Exercise goal: Look through the data below. Collect every line where the word "Only" occurs.

Some records:
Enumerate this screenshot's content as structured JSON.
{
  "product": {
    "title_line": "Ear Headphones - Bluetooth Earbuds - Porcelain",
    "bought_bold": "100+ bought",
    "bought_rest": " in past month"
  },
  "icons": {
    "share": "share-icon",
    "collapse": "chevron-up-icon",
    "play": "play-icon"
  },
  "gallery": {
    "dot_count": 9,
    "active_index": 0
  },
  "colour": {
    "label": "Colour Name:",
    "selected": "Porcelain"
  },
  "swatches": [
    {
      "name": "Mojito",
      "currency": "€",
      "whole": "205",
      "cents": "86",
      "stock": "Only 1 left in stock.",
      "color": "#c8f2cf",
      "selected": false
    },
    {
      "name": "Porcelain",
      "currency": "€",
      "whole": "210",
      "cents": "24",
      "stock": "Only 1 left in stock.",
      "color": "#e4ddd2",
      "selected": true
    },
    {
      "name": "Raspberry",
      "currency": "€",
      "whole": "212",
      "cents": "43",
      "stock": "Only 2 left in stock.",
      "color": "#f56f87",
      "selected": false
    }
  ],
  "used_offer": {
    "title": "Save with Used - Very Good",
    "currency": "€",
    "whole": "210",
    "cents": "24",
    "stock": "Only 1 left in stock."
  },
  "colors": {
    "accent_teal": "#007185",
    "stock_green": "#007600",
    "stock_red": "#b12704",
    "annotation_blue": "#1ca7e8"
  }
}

Result below:
      "stock": "Only 1 left in stock.",
      "stock": "Only 1 left in stock.",
      "stock": "Only 2 left in stock.",
    "stock": "Only 1 left in stock."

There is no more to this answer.